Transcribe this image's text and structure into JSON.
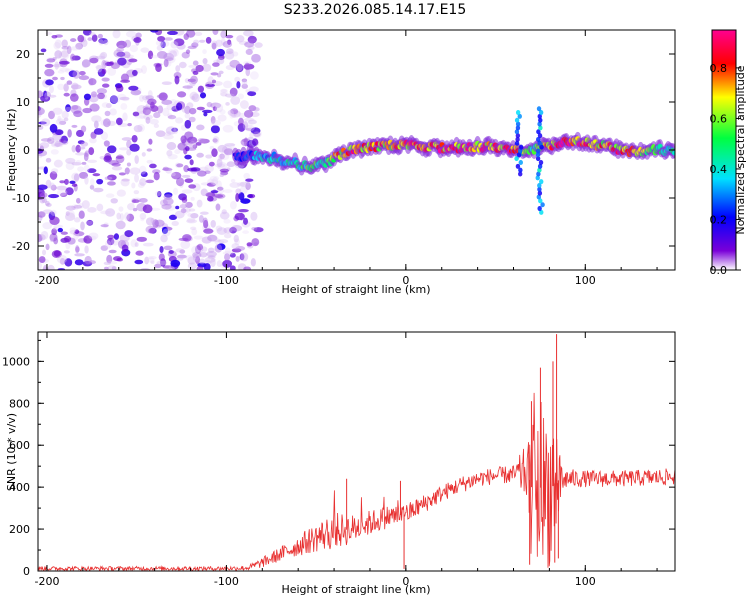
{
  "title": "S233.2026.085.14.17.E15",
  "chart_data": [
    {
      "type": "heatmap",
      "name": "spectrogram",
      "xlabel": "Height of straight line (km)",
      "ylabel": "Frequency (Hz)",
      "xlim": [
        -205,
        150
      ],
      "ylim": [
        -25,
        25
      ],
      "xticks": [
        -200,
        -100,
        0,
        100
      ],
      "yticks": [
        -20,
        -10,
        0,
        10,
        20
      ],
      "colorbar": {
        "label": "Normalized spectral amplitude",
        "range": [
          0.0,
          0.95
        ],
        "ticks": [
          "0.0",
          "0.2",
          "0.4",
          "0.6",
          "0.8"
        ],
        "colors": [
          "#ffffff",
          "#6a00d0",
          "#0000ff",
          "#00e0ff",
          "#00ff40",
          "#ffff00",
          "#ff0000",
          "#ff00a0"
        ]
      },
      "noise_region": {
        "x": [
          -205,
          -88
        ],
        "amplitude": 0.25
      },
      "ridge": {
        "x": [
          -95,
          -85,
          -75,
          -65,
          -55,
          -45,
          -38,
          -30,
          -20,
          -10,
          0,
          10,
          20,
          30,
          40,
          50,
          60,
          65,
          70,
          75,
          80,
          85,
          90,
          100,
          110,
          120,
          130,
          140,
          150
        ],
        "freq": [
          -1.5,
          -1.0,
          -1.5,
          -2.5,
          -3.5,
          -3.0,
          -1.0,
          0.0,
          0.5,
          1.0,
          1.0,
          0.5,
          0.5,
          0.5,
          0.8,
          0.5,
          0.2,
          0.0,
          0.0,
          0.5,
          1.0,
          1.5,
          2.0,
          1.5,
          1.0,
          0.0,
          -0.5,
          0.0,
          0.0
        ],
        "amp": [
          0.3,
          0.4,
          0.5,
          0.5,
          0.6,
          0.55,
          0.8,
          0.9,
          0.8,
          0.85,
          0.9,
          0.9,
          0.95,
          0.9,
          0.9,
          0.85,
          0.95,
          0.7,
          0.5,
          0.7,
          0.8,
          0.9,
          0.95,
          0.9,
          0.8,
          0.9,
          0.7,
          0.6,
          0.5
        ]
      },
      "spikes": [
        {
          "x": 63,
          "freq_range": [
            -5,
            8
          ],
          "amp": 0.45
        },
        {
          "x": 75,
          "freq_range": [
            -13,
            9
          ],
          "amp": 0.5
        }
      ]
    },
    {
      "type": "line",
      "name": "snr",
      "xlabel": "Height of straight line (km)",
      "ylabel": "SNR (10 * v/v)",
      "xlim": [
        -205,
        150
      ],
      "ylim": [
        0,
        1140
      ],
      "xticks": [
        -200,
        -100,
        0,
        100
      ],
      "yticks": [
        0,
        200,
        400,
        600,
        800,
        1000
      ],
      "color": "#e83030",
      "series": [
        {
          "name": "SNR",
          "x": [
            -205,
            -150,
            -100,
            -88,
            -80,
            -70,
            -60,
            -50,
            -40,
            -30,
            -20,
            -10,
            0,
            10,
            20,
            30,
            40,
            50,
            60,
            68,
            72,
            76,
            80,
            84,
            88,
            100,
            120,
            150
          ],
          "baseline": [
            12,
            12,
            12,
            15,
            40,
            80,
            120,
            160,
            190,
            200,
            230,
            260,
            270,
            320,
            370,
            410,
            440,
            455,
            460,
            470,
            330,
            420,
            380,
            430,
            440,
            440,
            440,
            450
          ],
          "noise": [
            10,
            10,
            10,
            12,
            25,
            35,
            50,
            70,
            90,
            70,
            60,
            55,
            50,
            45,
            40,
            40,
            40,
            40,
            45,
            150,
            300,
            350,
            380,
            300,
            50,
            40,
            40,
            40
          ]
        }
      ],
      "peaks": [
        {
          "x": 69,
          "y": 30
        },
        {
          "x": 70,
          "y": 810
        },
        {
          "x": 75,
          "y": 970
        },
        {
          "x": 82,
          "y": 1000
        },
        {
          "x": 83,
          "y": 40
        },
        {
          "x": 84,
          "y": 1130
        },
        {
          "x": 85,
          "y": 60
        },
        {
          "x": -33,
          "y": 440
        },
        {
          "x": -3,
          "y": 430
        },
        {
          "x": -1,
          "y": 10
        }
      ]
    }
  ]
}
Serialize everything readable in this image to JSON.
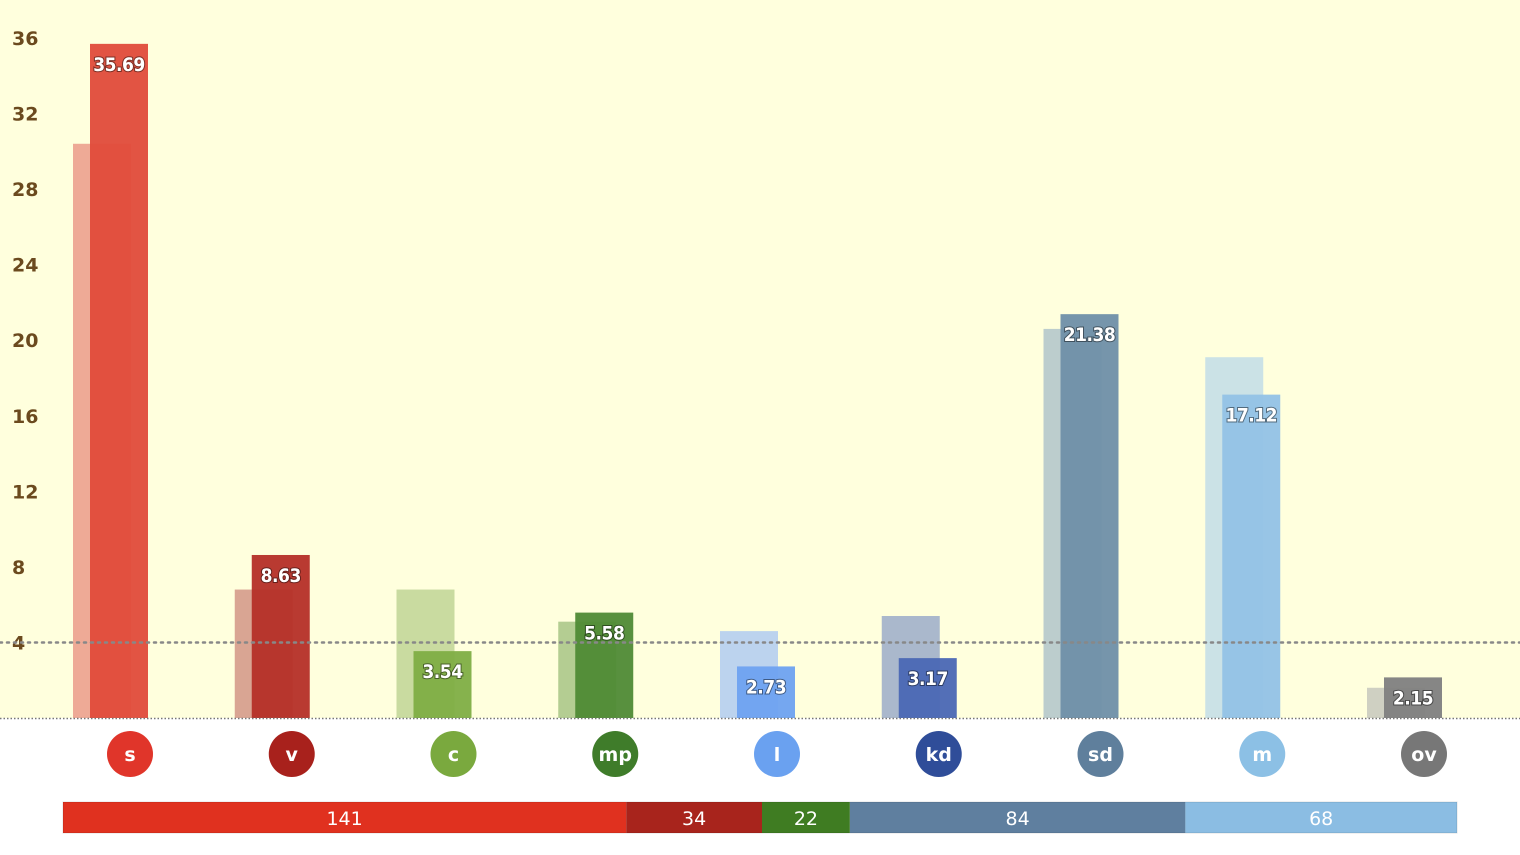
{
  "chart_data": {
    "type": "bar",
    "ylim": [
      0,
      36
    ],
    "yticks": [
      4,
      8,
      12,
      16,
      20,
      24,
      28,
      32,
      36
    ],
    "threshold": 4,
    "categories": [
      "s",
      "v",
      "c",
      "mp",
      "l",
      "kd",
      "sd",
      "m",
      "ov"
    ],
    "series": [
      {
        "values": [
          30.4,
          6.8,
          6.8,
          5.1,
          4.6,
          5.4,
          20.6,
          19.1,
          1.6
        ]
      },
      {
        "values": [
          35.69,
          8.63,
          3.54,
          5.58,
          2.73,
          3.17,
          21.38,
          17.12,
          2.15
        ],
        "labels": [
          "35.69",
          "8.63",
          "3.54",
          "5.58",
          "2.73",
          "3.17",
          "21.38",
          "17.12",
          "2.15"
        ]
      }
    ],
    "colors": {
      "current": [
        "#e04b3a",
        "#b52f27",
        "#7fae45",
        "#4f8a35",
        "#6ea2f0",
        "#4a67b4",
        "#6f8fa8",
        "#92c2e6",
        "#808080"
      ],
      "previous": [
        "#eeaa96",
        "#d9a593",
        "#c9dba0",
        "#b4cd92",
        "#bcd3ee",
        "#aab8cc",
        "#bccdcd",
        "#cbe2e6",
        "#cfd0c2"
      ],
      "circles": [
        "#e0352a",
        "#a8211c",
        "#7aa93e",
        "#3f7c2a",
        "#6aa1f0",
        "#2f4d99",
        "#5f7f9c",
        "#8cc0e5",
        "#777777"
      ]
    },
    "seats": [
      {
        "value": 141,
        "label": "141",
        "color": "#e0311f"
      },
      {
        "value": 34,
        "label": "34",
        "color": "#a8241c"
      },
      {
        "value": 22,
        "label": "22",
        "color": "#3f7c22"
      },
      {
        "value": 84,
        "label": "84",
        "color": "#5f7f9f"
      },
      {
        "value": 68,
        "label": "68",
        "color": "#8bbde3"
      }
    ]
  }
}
__________
▸ **What needs to be done**: Set the entries down again exactly. Do not include the images.

▸ **Solution for this task**:
Transcribe this image's text and structure into JSON.
{
  "title": "S233.2026.085.14.17.E15",
  "chart_data": [
    {
      "type": "heatmap",
      "name": "spectrogram",
      "xlabel": "Height of straight line (km)",
      "ylabel": "Frequency (Hz)",
      "xlim": [
        -205,
        150
      ],
      "ylim": [
        -25,
        25
      ],
      "xticks": [
        -200,
        -100,
        0,
        100
      ],
      "yticks": [
        -20,
        -10,
        0,
        10,
        20
      ],
      "colorbar": {
        "label": "Normalized spectral amplitude",
        "range": [
          0.0,
          0.95
        ],
        "ticks": [
          "0.0",
          "0.2",
          "0.4",
          "0.6",
          "0.8"
        ],
        "colors": [
          "#ffffff",
          "#6a00d0",
          "#0000ff",
          "#00e0ff",
          "#00ff40",
          "#ffff00",
          "#ff0000",
          "#ff00a0"
        ]
      },
      "noise_region": {
        "x": [
          -205,
          -88
        ],
        "amplitude": 0.25
      },
      "ridge": {
        "x": [
          -95,
          -85,
          -75,
          -65,
          -55,
          -45,
          -38,
          -30,
          -20,
          -10,
          0,
          10,
          20,
          30,
          40,
          50,
          60,
          65,
          70,
          75,
          80,
          85,
          90,
          100,
          110,
          120,
          130,
          140,
          150
        ],
        "freq": [
          -1.5,
          -1.0,
          -1.5,
          -2.5,
          -3.5,
          -3.0,
          -1.0,
          0.0,
          0.5,
          1.0,
          1.0,
          0.5,
          0.5,
          0.5,
          0.8,
          0.5,
          0.2,
          0.0,
          0.0,
          0.5,
          1.0,
          1.5,
          2.0,
          1.5,
          1.0,
          0.0,
          -0.5,
          0.0,
          0.0
        ],
        "amp": [
          0.3,
          0.4,
          0.5,
          0.5,
          0.6,
          0.55,
          0.8,
          0.9,
          0.8,
          0.85,
          0.9,
          0.9,
          0.95,
          0.9,
          0.9,
          0.85,
          0.95,
          0.7,
          0.5,
          0.7,
          0.8,
          0.9,
          0.95,
          0.9,
          0.8,
          0.9,
          0.7,
          0.6,
          0.5
        ]
      },
      "spikes": [
        {
          "x": 63,
          "freq_range": [
            -5,
            8
          ],
          "amp": 0.45
        },
        {
          "x": 75,
          "freq_range": [
            -13,
            9
          ],
          "amp": 0.5
        }
      ]
    },
    {
      "type": "line",
      "name": "snr",
      "xlabel": "Height of straight line (km)",
      "ylabel": "SNR (10 * v/v)",
      "xlim": [
        -205,
        150
      ],
      "ylim": [
        0,
        1140
      ],
      "xticks": [
        -200,
        -100,
        0,
        100
      ],
      "yticks": [
        0,
        200,
        400,
        600,
        800,
        1000
      ],
      "color": "#e83030",
      "series": [
        {
          "name": "SNR",
          "x": [
            -205,
            -150,
            -100,
            -88,
            -80,
            -70,
            -60,
            -50,
            -40,
            -30,
            -20,
            -10,
            0,
            10,
            20,
            30,
            40,
            50,
            60,
            68,
            72,
            76,
            80,
            84,
            88,
            100,
            120,
            150
          ],
          "baseline": [
            12,
            12,
            12,
            15,
            40,
            80,
            120,
            160,
            190,
            200,
            230,
            260,
            270,
            320,
            370,
            410,
            440,
            455,
            460,
            470,
            330,
            420,
            380,
            430,
            440,
            440,
            440,
            450
          ],
          "noise": [
            10,
            10,
            10,
            12,
            25,
            35,
            50,
            70,
            90,
            70,
            60,
            55,
            50,
            45,
            40,
            40,
            40,
            40,
            45,
            150,
            300,
            350,
            380,
            300,
            50,
            40,
            40,
            40
          ]
        }
      ],
      "peaks": [
        {
          "x": 69,
          "y": 30
        },
        {
          "x": 70,
          "y": 810
        },
        {
          "x": 75,
          "y": 970
        },
        {
          "x": 82,
          "y": 1000
        },
        {
          "x": 83,
          "y": 40
        },
        {
          "x": 84,
          "y": 1130
        },
        {
          "x": 85,
          "y": 60
        },
        {
          "x": -33,
          "y": 440
        },
        {
          "x": -3,
          "y": 430
        },
        {
          "x": -1,
          "y": 10
        }
      ]
    }
  ]
}
Serialize everything readable in this image to JSON.
{
  "chart_data": {
    "type": "bar",
    "ylim": [
      0,
      36
    ],
    "yticks": [
      4,
      8,
      12,
      16,
      20,
      24,
      28,
      32,
      36
    ],
    "threshold": 4,
    "categories": [
      "s",
      "v",
      "c",
      "mp",
      "l",
      "kd",
      "sd",
      "m",
      "ov"
    ],
    "series": [
      {
        "values": [
          30.4,
          6.8,
          6.8,
          5.1,
          4.6,
          5.4,
          20.6,
          19.1,
          1.6
        ]
      },
      {
        "values": [
          35.69,
          8.63,
          3.54,
          5.58,
          2.73,
          3.17,
          21.38,
          17.12,
          2.15
        ],
        "labels": [
          "35.69",
          "8.63",
          "3.54",
          "5.58",
          "2.73",
          "3.17",
          "21.38",
          "17.12",
          "2.15"
        ]
      }
    ],
    "colors": {
      "current": [
        "#e04b3a",
        "#b52f27",
        "#7fae45",
        "#4f8a35",
        "#6ea2f0",
        "#4a67b4",
        "#6f8fa8",
        "#92c2e6",
        "#808080"
      ],
      "previous": [
        "#eeaa96",
        "#d9a593",
        "#c9dba0",
        "#b4cd92",
        "#bcd3ee",
        "#aab8cc",
        "#bccdcd",
        "#cbe2e6",
        "#cfd0c2"
      ],
      "circles": [
        "#e0352a",
        "#a8211c",
        "#7aa93e",
        "#3f7c2a",
        "#6aa1f0",
        "#2f4d99",
        "#5f7f9c",
        "#8cc0e5",
        "#777777"
      ]
    },
    "seats": [
      {
        "value": 141,
        "label": "141",
        "color": "#e0311f"
      },
      {
        "value": 34,
        "label": "34",
        "color": "#a8241c"
      },
      {
        "value": 22,
        "label": "22",
        "color": "#3f7c22"
      },
      {
        "value": 84,
        "label": "84",
        "color": "#5f7f9f"
      },
      {
        "value": 68,
        "label": "68",
        "color": "#8bbde3"
      }
    ]
  }
}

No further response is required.